▸ **DATA PROVIDED**:
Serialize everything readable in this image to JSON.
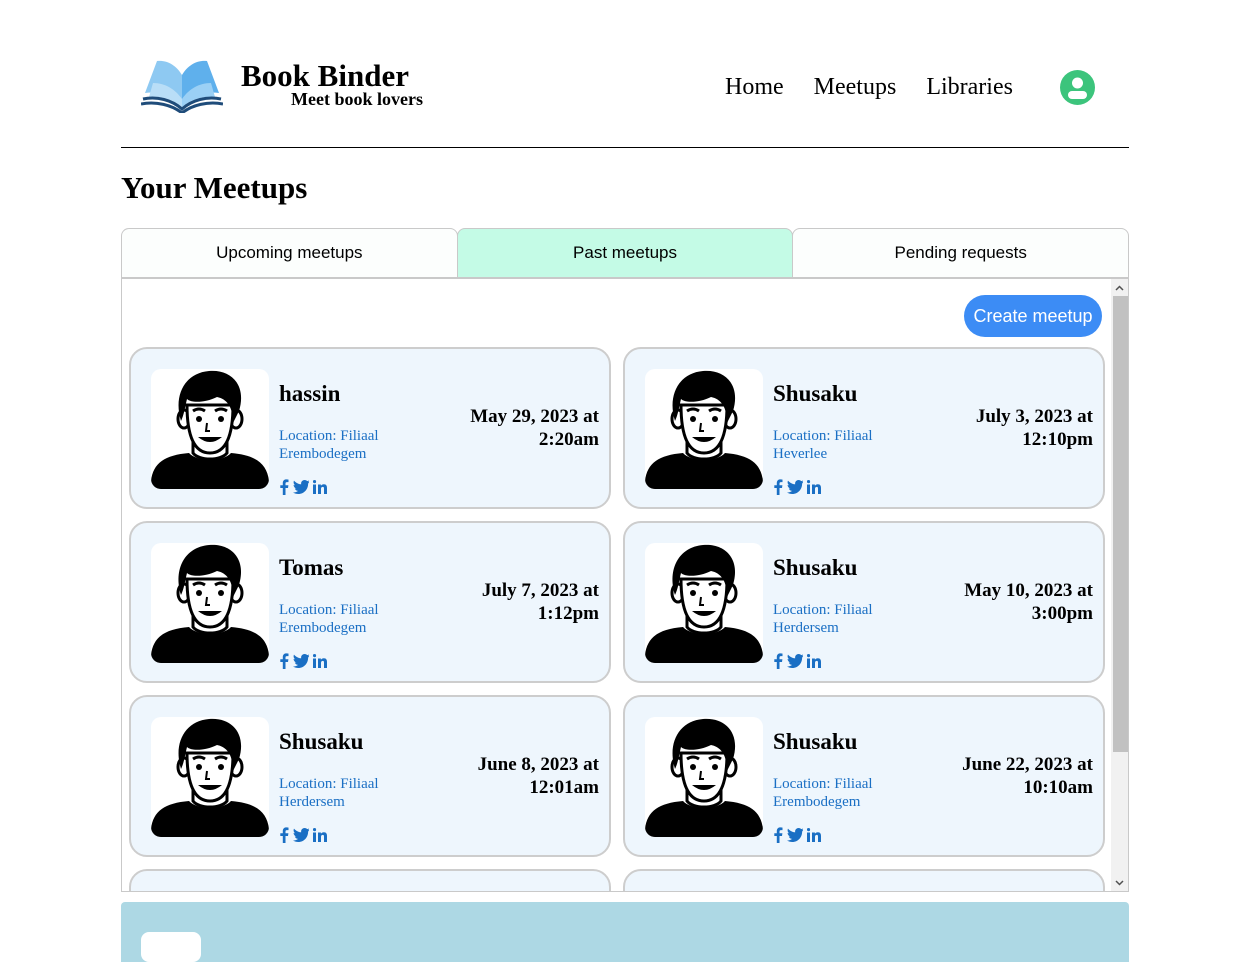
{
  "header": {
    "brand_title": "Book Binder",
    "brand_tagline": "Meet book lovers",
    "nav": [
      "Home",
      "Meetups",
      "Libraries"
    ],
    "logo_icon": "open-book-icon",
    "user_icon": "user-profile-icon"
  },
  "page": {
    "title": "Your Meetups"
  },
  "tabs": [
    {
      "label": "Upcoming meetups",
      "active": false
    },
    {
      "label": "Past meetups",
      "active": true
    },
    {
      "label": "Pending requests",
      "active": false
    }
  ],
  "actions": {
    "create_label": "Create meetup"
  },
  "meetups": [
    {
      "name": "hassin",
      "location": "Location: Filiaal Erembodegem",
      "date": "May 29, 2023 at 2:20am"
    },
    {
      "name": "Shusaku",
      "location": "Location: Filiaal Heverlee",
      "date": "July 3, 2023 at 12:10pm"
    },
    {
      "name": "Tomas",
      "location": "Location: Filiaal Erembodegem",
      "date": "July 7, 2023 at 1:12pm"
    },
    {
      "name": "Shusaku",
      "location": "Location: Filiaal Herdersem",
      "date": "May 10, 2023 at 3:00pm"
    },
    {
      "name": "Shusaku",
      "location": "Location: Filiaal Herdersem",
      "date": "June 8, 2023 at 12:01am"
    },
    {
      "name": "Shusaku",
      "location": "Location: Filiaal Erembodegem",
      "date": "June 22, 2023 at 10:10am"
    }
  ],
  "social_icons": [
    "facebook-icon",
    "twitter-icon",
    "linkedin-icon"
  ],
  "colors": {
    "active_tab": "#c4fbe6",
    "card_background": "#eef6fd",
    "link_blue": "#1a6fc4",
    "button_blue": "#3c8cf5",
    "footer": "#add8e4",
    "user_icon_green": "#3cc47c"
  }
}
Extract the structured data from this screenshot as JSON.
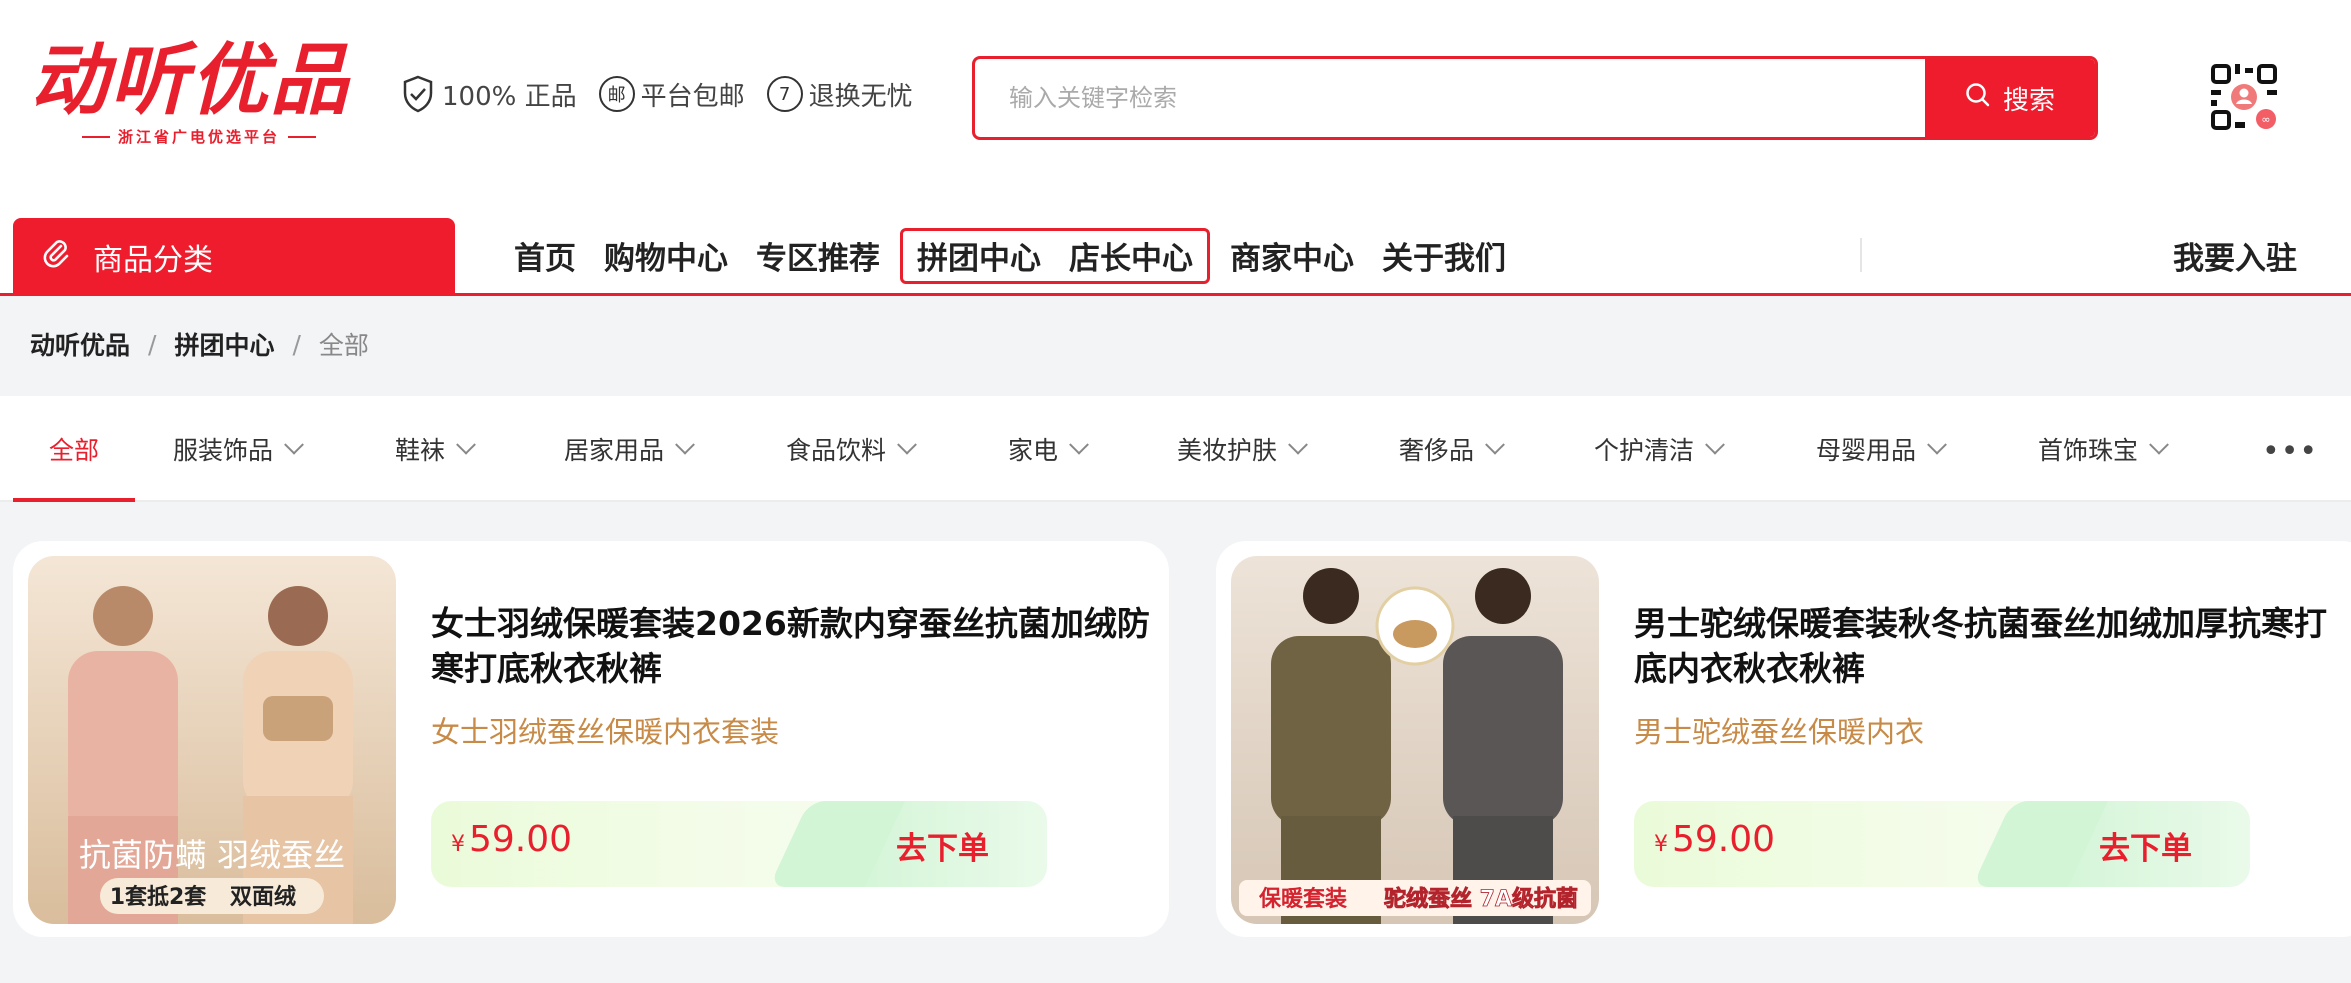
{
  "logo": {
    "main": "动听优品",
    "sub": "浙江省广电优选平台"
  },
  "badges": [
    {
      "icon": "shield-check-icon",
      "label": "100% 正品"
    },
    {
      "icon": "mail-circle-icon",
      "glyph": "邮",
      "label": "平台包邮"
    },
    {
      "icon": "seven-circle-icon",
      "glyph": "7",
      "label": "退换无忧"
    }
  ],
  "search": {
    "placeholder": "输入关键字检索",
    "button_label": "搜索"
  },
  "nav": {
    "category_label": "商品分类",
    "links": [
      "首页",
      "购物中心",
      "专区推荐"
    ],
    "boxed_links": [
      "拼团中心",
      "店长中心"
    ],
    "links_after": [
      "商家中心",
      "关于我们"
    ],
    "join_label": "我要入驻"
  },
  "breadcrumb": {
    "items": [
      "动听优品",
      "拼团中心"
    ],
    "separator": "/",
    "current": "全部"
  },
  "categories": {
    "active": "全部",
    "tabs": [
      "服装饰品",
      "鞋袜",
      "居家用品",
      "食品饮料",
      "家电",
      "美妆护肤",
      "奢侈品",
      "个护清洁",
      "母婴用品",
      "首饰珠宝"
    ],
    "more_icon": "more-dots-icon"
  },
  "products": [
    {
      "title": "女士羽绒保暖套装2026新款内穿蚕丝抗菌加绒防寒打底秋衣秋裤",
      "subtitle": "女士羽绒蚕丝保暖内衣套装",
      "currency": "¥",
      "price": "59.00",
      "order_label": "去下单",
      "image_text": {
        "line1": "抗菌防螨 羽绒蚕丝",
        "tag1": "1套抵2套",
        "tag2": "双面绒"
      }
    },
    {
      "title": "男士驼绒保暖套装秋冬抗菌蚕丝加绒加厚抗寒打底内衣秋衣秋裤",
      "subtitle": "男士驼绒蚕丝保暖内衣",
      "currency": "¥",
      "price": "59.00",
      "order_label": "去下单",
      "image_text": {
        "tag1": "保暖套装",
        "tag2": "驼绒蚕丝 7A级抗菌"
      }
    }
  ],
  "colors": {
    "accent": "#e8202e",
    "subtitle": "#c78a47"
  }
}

▸ **PROBLEM DESCRIPTION**:
Images should not appear in the copy; retype the listing above exactly.

▸ **RESULT OF THIS EXERCISE**:
Serialize everything readable in this image to JSON.
{
  "header": {
    "brand_title": "Book Binder",
    "brand_tagline": "Meet book lovers",
    "nav": [
      "Home",
      "Meetups",
      "Libraries"
    ],
    "logo_icon": "open-book-icon",
    "user_icon": "user-profile-icon"
  },
  "page": {
    "title": "Your Meetups"
  },
  "tabs": [
    {
      "label": "Upcoming meetups",
      "active": false
    },
    {
      "label": "Past meetups",
      "active": true
    },
    {
      "label": "Pending requests",
      "active": false
    }
  ],
  "actions": {
    "create_label": "Create meetup"
  },
  "meetups": [
    {
      "name": "hassin",
      "location": "Location: Filiaal Erembodegem",
      "date": "May 29, 2023 at 2:20am"
    },
    {
      "name": "Shusaku",
      "location": "Location: Filiaal Heverlee",
      "date": "July 3, 2023 at 12:10pm"
    },
    {
      "name": "Tomas",
      "location": "Location: Filiaal Erembodegem",
      "date": "July 7, 2023 at 1:12pm"
    },
    {
      "name": "Shusaku",
      "location": "Location: Filiaal Herdersem",
      "date": "May 10, 2023 at 3:00pm"
    },
    {
      "name": "Shusaku",
      "location": "Location: Filiaal Herdersem",
      "date": "June 8, 2023 at 12:01am"
    },
    {
      "name": "Shusaku",
      "location": "Location: Filiaal Erembodegem",
      "date": "June 22, 2023 at 10:10am"
    }
  ],
  "social_icons": [
    "facebook-icon",
    "twitter-icon",
    "linkedin-icon"
  ],
  "colors": {
    "active_tab": "#c4fbe6",
    "card_background": "#eef6fd",
    "link_blue": "#1a6fc4",
    "button_blue": "#3c8cf5",
    "footer": "#add8e4",
    "user_icon_green": "#3cc47c"
  }
}
Extract the structured data from this screenshot as JSON.
{
  "logo": {
    "main": "动听优品",
    "sub": "浙江省广电优选平台"
  },
  "badges": [
    {
      "icon": "shield-check-icon",
      "label": "100% 正品"
    },
    {
      "icon": "mail-circle-icon",
      "glyph": "邮",
      "label": "平台包邮"
    },
    {
      "icon": "seven-circle-icon",
      "glyph": "7",
      "label": "退换无忧"
    }
  ],
  "search": {
    "placeholder": "输入关键字检索",
    "button_label": "搜索"
  },
  "nav": {
    "category_label": "商品分类",
    "links": [
      "首页",
      "购物中心",
      "专区推荐"
    ],
    "boxed_links": [
      "拼团中心",
      "店长中心"
    ],
    "links_after": [
      "商家中心",
      "关于我们"
    ],
    "join_label": "我要入驻"
  },
  "breadcrumb": {
    "items": [
      "动听优品",
      "拼团中心"
    ],
    "separator": "/",
    "current": "全部"
  },
  "categories": {
    "active": "全部",
    "tabs": [
      "服装饰品",
      "鞋袜",
      "居家用品",
      "食品饮料",
      "家电",
      "美妆护肤",
      "奢侈品",
      "个护清洁",
      "母婴用品",
      "首饰珠宝"
    ],
    "more_icon": "more-dots-icon"
  },
  "products": [
    {
      "title": "女士羽绒保暖套装2026新款内穿蚕丝抗菌加绒防寒打底秋衣秋裤",
      "subtitle": "女士羽绒蚕丝保暖内衣套装",
      "currency": "¥",
      "price": "59.00",
      "order_label": "去下单",
      "image_text": {
        "line1": "抗菌防螨 羽绒蚕丝",
        "tag1": "1套抵2套",
        "tag2": "双面绒"
      }
    },
    {
      "title": "男士驼绒保暖套装秋冬抗菌蚕丝加绒加厚抗寒打底内衣秋衣秋裤",
      "subtitle": "男士驼绒蚕丝保暖内衣",
      "currency": "¥",
      "price": "59.00",
      "order_label": "去下单",
      "image_text": {
        "tag1": "保暖套装",
        "tag2": "驼绒蚕丝 7A级抗菌"
      }
    }
  ],
  "colors": {
    "accent": "#e8202e",
    "subtitle": "#c78a47"
  }
}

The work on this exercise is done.